▼

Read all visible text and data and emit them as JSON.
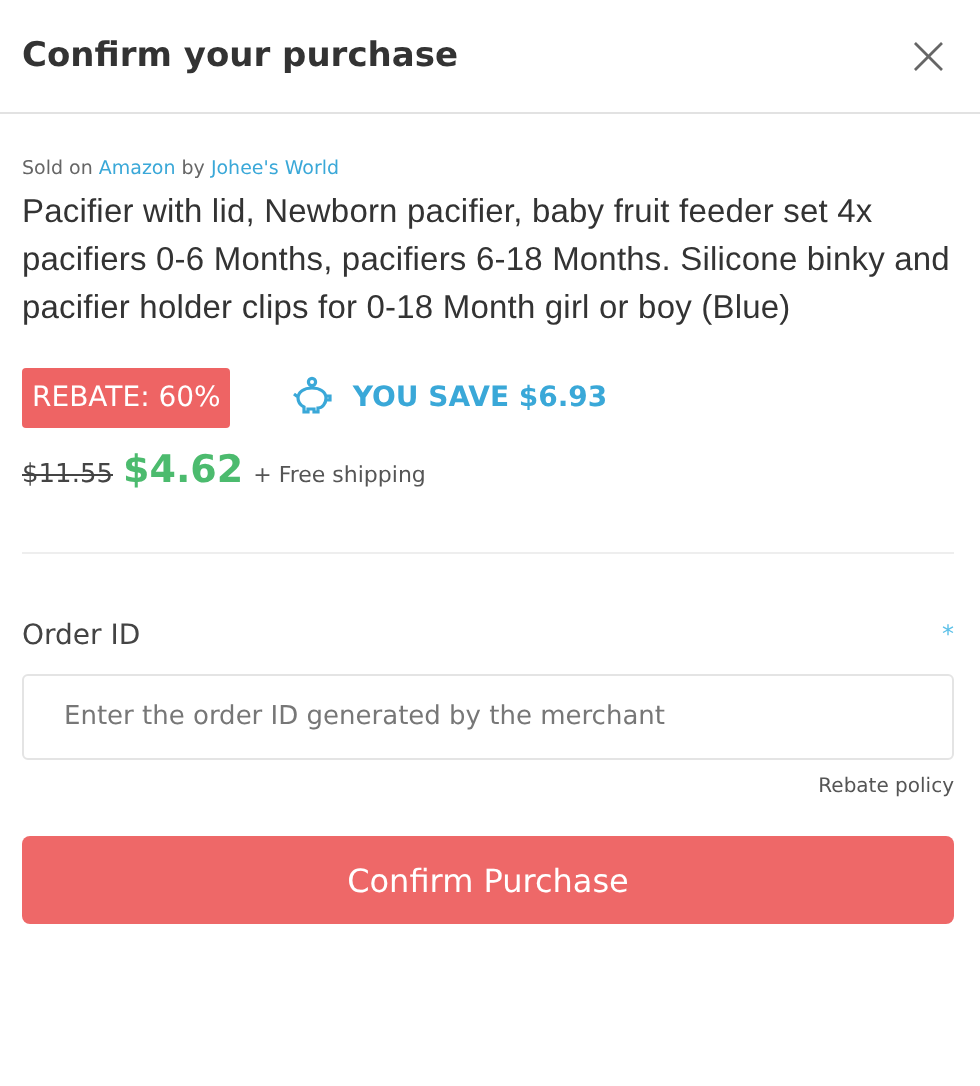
{
  "dialog": {
    "title": "Confirm your purchase",
    "close": "×"
  },
  "product": {
    "sold_on_prefix": "Sold on",
    "marketplace": "Amazon",
    "by": "by",
    "seller": "Johee's World",
    "title": "Pacifier with lid, Newborn pacifier, baby fruit feeder set 4x pacifiers 0-6 Months, pacifiers 6-18 Months. Silicone binky and pacifier holder clips for 0-18 Month girl or boy (Blue)"
  },
  "rebate": {
    "badge": "REBATE: 60%",
    "savings": "YOU SAVE $6.93"
  },
  "price": {
    "original": "$11.55",
    "current": "$4.62",
    "shipping": "+ Free shipping"
  },
  "order_field": {
    "label": "Order ID",
    "required_mark": "*",
    "placeholder": "Enter the order ID generated by the merchant"
  },
  "policy_link": "Rebate policy",
  "confirm_button": "Confirm Purchase"
}
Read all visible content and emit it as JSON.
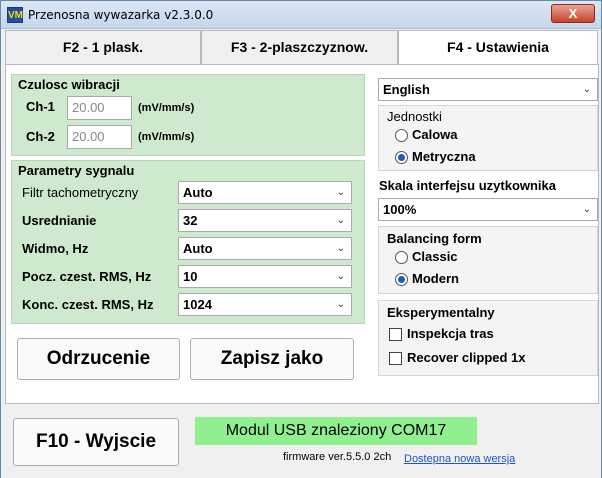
{
  "window": {
    "title": "Przenosna wywazarka v2.3.0.0",
    "app_icon_text": "VM",
    "close_glyph": "X"
  },
  "tabs": [
    {
      "label": "F2 - 1 plask."
    },
    {
      "label": "F3 - 2-plaszczyznow."
    },
    {
      "label": "F4 - Ustawienia"
    }
  ],
  "sensitivity": {
    "title": "Czulosc wibracji",
    "rows": [
      {
        "label": "Ch-1",
        "value": "20.00",
        "unit": "(mV/mm/s)"
      },
      {
        "label": "Ch-2",
        "value": "20.00",
        "unit": "(mV/mm/s)"
      }
    ]
  },
  "signal": {
    "title": "Parametry sygnalu",
    "rows": [
      {
        "label": "Filtr tachometryczny",
        "value": "Auto"
      },
      {
        "label": "Usrednianie",
        "value": "32"
      },
      {
        "label": "Widmo, Hz",
        "value": "Auto"
      },
      {
        "label": "Pocz. czest. RMS, Hz",
        "value": "10"
      },
      {
        "label": "Konc. czest. RMS, Hz",
        "value": "1024"
      }
    ]
  },
  "buttons": {
    "cancel": "Odrzucenie",
    "save_as": "Zapisz jako",
    "exit": "F10 - Wyjscie"
  },
  "language": {
    "value": "English"
  },
  "units": {
    "title": "Jednostki",
    "options": [
      "Calowa",
      "Metryczna"
    ],
    "selected": "Metryczna"
  },
  "scale": {
    "title": "Skala interfejsu uzytkownika",
    "value": "100%"
  },
  "balancing": {
    "title": "Balancing form",
    "options": [
      "Classic",
      "Modern"
    ],
    "selected": "Modern"
  },
  "experimental": {
    "title": "Eksperymentalny",
    "options": [
      "Inspekcja tras",
      "Recover clipped 1x"
    ]
  },
  "status": {
    "usb": "Modul USB znaleziony COM17",
    "firmware": "firmware ver.5.5.0 2ch",
    "update_link": "Dostepna nowa wersja",
    "usb_color": "#90f090"
  }
}
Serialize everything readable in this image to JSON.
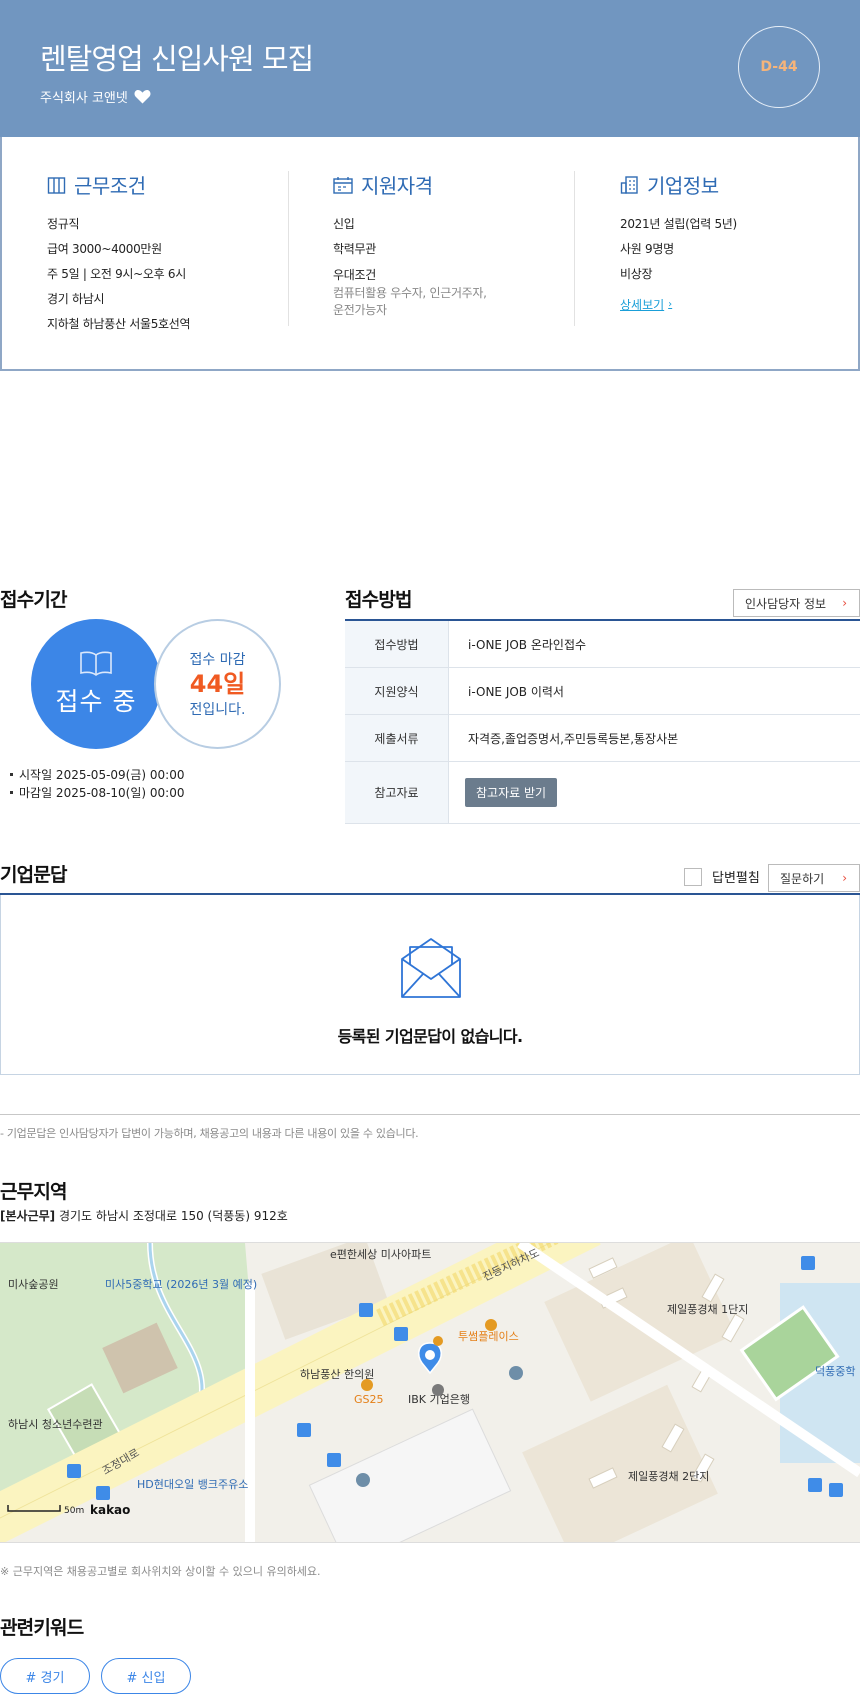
{
  "header": {
    "title": "렌탈영업 신입사원 모집",
    "company": "주식회사 코앤넷",
    "dday": "D-44"
  },
  "conditions": {
    "title": "근무조건",
    "items": [
      "정규직",
      "급여 3000~4000만원",
      "주 5일 | 오전 9시~오후 6시",
      "경기 하남시",
      "지하철 하남풍산 서울5호선역"
    ]
  },
  "qualifications": {
    "title": "지원자격",
    "items": [
      "신입",
      "학력무관",
      "우대조건"
    ],
    "preferred_detail": "컴퓨터활용 우수자, 인근거주자, 운전가능자"
  },
  "company_info": {
    "title": "기업정보",
    "items": [
      "2021년 설립(업력 5년)",
      "사원 9명명",
      "비상장"
    ],
    "more_label": "상세보기"
  },
  "period": {
    "title": "접수기간",
    "status": "접수 중",
    "deadline_label": "접수 마감",
    "days_left": "44일",
    "days_suffix": "전입니다.",
    "start": "시작일 2025-05-09(금) 00:00",
    "end": "마감일 2025-08-10(일) 00:00"
  },
  "method": {
    "title": "접수방법",
    "hr_button": "인사담당자 정보",
    "rows": [
      {
        "key": "접수방법",
        "value": "i-ONE JOB 온라인접수"
      },
      {
        "key": "지원양식",
        "value": "i-ONE JOB 이력서"
      },
      {
        "key": "제출서류",
        "value": "자격증,졸업증명서,주민등록등본,통장사본"
      },
      {
        "key": "참고자료",
        "value": "참고자료 받기"
      }
    ]
  },
  "qa": {
    "title": "기업문답",
    "expand_label": "답변펼침",
    "ask_button": "질문하기",
    "empty_text": "등록된 기업문답이 없습니다.",
    "notice": "- 기업문답은 인사담당자가 답변이 가능하며, 채용공고의 내용과 다른 내용이 있을 수 있습니다."
  },
  "location": {
    "title": "근무지역",
    "tag": "[본사근무]",
    "address": "경기도 하남시 조정대로 150 (덕풍동) 912호",
    "note": "※ 근무지역은 채용공고별로 회사위치와 상이할 수 있으니 유의하세요.",
    "map_labels": {
      "apartment": "e편한세상 미사아파트",
      "park": "미사숲공원",
      "school": "미사5중학교 (2026년 3월 예정)",
      "youth_center": "하남시 청소년수련관",
      "clinic": "하남풍산 한의원",
      "gs25": "GS25",
      "bank": "IBK 기업은행",
      "place": "투썸플레이스",
      "complex1": "제일풍경채 1단지",
      "complex2": "제일풍경채 2단지",
      "middle_school": "덕풍중학",
      "oil": "HD현대오일 뱅크주유소",
      "road1": "진등지하차도",
      "road2": "조정대로",
      "scale": "50m",
      "brand": "kakao"
    }
  },
  "keywords": {
    "title": "관련키워드",
    "items": [
      "# 경기",
      "# 신입"
    ]
  }
}
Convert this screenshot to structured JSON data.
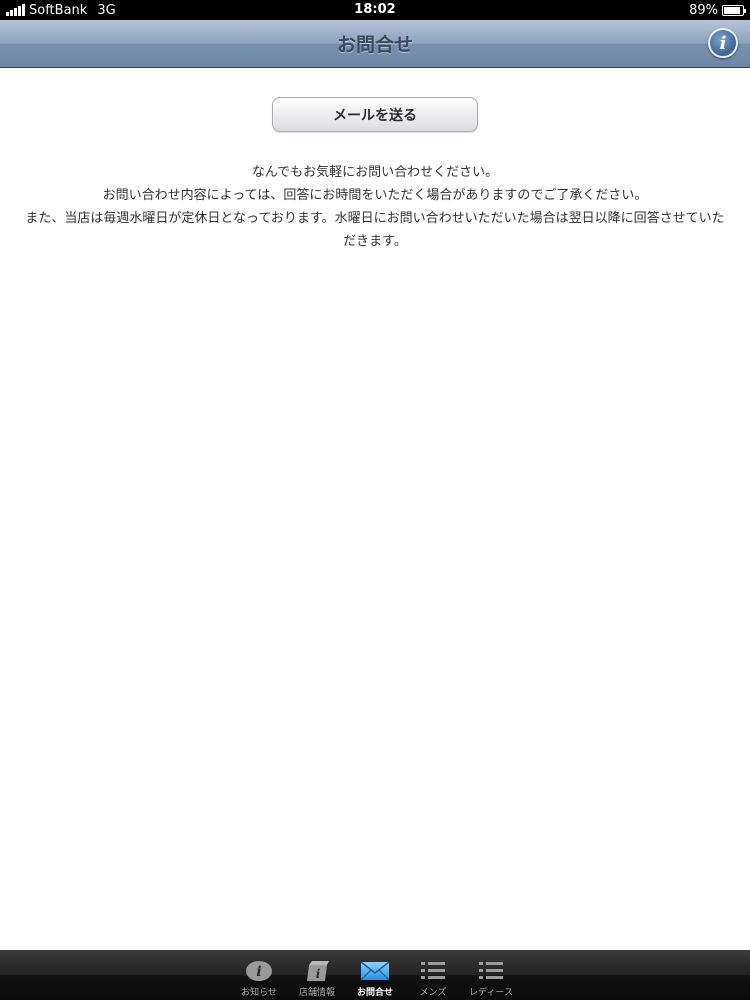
{
  "status_bar": {
    "carrier": "SoftBank",
    "network": "3G",
    "time": "18:02",
    "battery": "89%",
    "battery_level": 0.89
  },
  "nav": {
    "title": "お問合せ",
    "info_icon": "info-icon",
    "info_glyph": "i"
  },
  "main": {
    "mail_button_label": "メールを送る",
    "message_lines": [
      "なんでもお気軽にお問い合わせください。",
      "お問い合わせ内容によっては、回答にお時間をいただく場合がありますのでご了承ください。",
      "また、当店は毎週水曜日が定休日となっております。水曜日にお問い合わせいただいた場合は翌日以降に回答させていた",
      "だきます。"
    ]
  },
  "tabs": [
    {
      "label": "お知らせ",
      "icon": "info-icon",
      "active": false
    },
    {
      "label": "店舗情報",
      "icon": "store-info-icon",
      "active": false
    },
    {
      "label": "お問合せ",
      "icon": "envelope-icon",
      "active": true
    },
    {
      "label": "メンズ",
      "icon": "list-icon",
      "active": false
    },
    {
      "label": "レディース",
      "icon": "list-icon",
      "active": false
    }
  ],
  "colors": {
    "nav_bar": "#8ea2bc",
    "tab_bar": "#1a1a1a",
    "active_tab_icon": "#5ab0f0"
  }
}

▲

* **Job**: Leave out the pictures and print every line of the data exactly.

* **Full answer**:
Read all visible text and data and emit them as JSON.
{
  "dialog": {
    "title": "Confirm your purchase",
    "close": "×"
  },
  "product": {
    "sold_on_prefix": "Sold on",
    "marketplace": "Amazon",
    "by": "by",
    "seller": "Johee's World",
    "title": "Pacifier with lid, Newborn pacifier, baby fruit feeder set 4x pacifiers 0-6 Months, pacifiers 6-18 Months. Silicone binky and pacifier holder clips for 0-18 Month girl or boy (Blue)"
  },
  "rebate": {
    "badge": "REBATE: 60%",
    "savings": "YOU SAVE $6.93"
  },
  "price": {
    "original": "$11.55",
    "current": "$4.62",
    "shipping": "+ Free shipping"
  },
  "order_field": {
    "label": "Order ID",
    "required_mark": "*",
    "placeholder": "Enter the order ID generated by the merchant"
  },
  "policy_link": "Rebate policy",
  "confirm_button": "Confirm Purchase"
}
Read all visible content and emit it as JSON.
{
  "window": {
    "title": "Przenosna wywazarka v2.3.0.0",
    "app_icon_text": "VM",
    "close_glyph": "X"
  },
  "tabs": [
    {
      "label": "F2 - 1 plask."
    },
    {
      "label": "F3 - 2-plaszczyznow."
    },
    {
      "label": "F4 - Ustawienia"
    }
  ],
  "sensitivity": {
    "title": "Czulosc wibracji",
    "rows": [
      {
        "label": "Ch-1",
        "value": "20.00",
        "unit": "(mV/mm/s)"
      },
      {
        "label": "Ch-2",
        "value": "20.00",
        "unit": "(mV/mm/s)"
      }
    ]
  },
  "signal": {
    "title": "Parametry sygnalu",
    "rows": [
      {
        "label": "Filtr tachometryczny",
        "value": "Auto"
      },
      {
        "label": "Usrednianie",
        "value": "32"
      },
      {
        "label": "Widmo, Hz",
        "value": "Auto"
      },
      {
        "label": "Pocz. czest. RMS, Hz",
        "value": "10"
      },
      {
        "label": "Konc. czest. RMS, Hz",
        "value": "1024"
      }
    ]
  },
  "buttons": {
    "cancel": "Odrzucenie",
    "save_as": "Zapisz jako",
    "exit": "F10 - Wyjscie"
  },
  "language": {
    "value": "English"
  },
  "units": {
    "title": "Jednostki",
    "options": [
      "Calowa",
      "Metryczna"
    ],
    "selected": "Metryczna"
  },
  "scale": {
    "title": "Skala interfejsu uzytkownika",
    "value": "100%"
  },
  "balancing": {
    "title": "Balancing form",
    "options": [
      "Classic",
      "Modern"
    ],
    "selected": "Modern"
  },
  "experimental": {
    "title": "Eksperymentalny",
    "options": [
      "Inspekcja tras",
      "Recover clipped 1x"
    ]
  },
  "status": {
    "usb": "Modul USB znaleziony COM17",
    "firmware": "firmware ver.5.5.0 2ch",
    "update_link": "Dostepna nowa wersja",
    "usb_color": "#90f090"
  }
}
Serialize everything readable in this image to JSON.
{
  "header": {
    "title": "렌탈영업 신입사원 모집",
    "company": "주식회사 코앤넷",
    "dday": "D-44"
  },
  "conditions": {
    "title": "근무조건",
    "items": [
      "정규직",
      "급여 3000~4000만원",
      "주 5일 | 오전 9시~오후 6시",
      "경기 하남시",
      "지하철 하남풍산 서울5호선역"
    ]
  },
  "qualifications": {
    "title": "지원자격",
    "items": [
      "신입",
      "학력무관",
      "우대조건"
    ],
    "preferred_detail": "컴퓨터활용 우수자, 인근거주자, 운전가능자"
  },
  "company_info": {
    "title": "기업정보",
    "items": [
      "2021년 설립(업력 5년)",
      "사원 9명명",
      "비상장"
    ],
    "more_label": "상세보기"
  },
  "period": {
    "title": "접수기간",
    "status": "접수 중",
    "deadline_label": "접수 마감",
    "days_left": "44일",
    "days_suffix": "전입니다.",
    "start": "시작일 2025-05-09(금) 00:00",
    "end": "마감일 2025-08-10(일) 00:00"
  },
  "method": {
    "title": "접수방법",
    "hr_button": "인사담당자 정보",
    "rows": [
      {
        "key": "접수방법",
        "value": "i-ONE JOB 온라인접수"
      },
      {
        "key": "지원양식",
        "value": "i-ONE JOB 이력서"
      },
      {
        "key": "제출서류",
        "value": "자격증,졸업증명서,주민등록등본,통장사본"
      },
      {
        "key": "참고자료",
        "value": "참고자료 받기"
      }
    ]
  },
  "qa": {
    "title": "기업문답",
    "expand_label": "답변펼침",
    "ask_button": "질문하기",
    "empty_text": "등록된 기업문답이 없습니다.",
    "notice": "- 기업문답은 인사담당자가 답변이 가능하며, 채용공고의 내용과 다른 내용이 있을 수 있습니다."
  },
  "location": {
    "title": "근무지역",
    "tag": "[본사근무]",
    "address": "경기도 하남시 조정대로 150 (덕풍동) 912호",
    "note": "※ 근무지역은 채용공고별로 회사위치와 상이할 수 있으니 유의하세요.",
    "map_labels": {
      "apartment": "e편한세상 미사아파트",
      "park": "미사숲공원",
      "school": "미사5중학교 (2026년 3월 예정)",
      "youth_center": "하남시 청소년수련관",
      "clinic": "하남풍산 한의원",
      "gs25": "GS25",
      "bank": "IBK 기업은행",
      "place": "투썸플레이스",
      "complex1": "제일풍경채 1단지",
      "complex2": "제일풍경채 2단지",
      "middle_school": "덕풍중학",
      "oil": "HD현대오일 뱅크주유소",
      "road1": "진등지하차도",
      "road2": "조정대로",
      "scale": "50m",
      "brand": "kakao"
    }
  },
  "keywords": {
    "title": "관련키워드",
    "items": [
      "# 경기",
      "# 신입"
    ]
  }
}
Convert this screenshot to structured JSON data.
{
  "status_bar": {
    "carrier": "SoftBank",
    "network": "3G",
    "time": "18:02",
    "battery": "89%",
    "battery_level": 0.89
  },
  "nav": {
    "title": "お問合せ",
    "info_icon": "info-icon",
    "info_glyph": "i"
  },
  "main": {
    "mail_button_label": "メールを送る",
    "message_lines": [
      "なんでもお気軽にお問い合わせください。",
      "お問い合わせ内容によっては、回答にお時間をいただく場合がありますのでご了承ください。",
      "また、当店は毎週水曜日が定休日となっております。水曜日にお問い合わせいただいた場合は翌日以降に回答させていた",
      "だきます。"
    ]
  },
  "tabs": [
    {
      "label": "お知らせ",
      "icon": "info-icon",
      "active": false
    },
    {
      "label": "店舗情報",
      "icon": "store-info-icon",
      "active": false
    },
    {
      "label": "お問合せ",
      "icon": "envelope-icon",
      "active": true
    },
    {
      "label": "メンズ",
      "icon": "list-icon",
      "active": false
    },
    {
      "label": "レディース",
      "icon": "list-icon",
      "active": false
    }
  ],
  "colors": {
    "nav_bar": "#8ea2bc",
    "tab_bar": "#1a1a1a",
    "active_tab_icon": "#5ab0f0"
  }
}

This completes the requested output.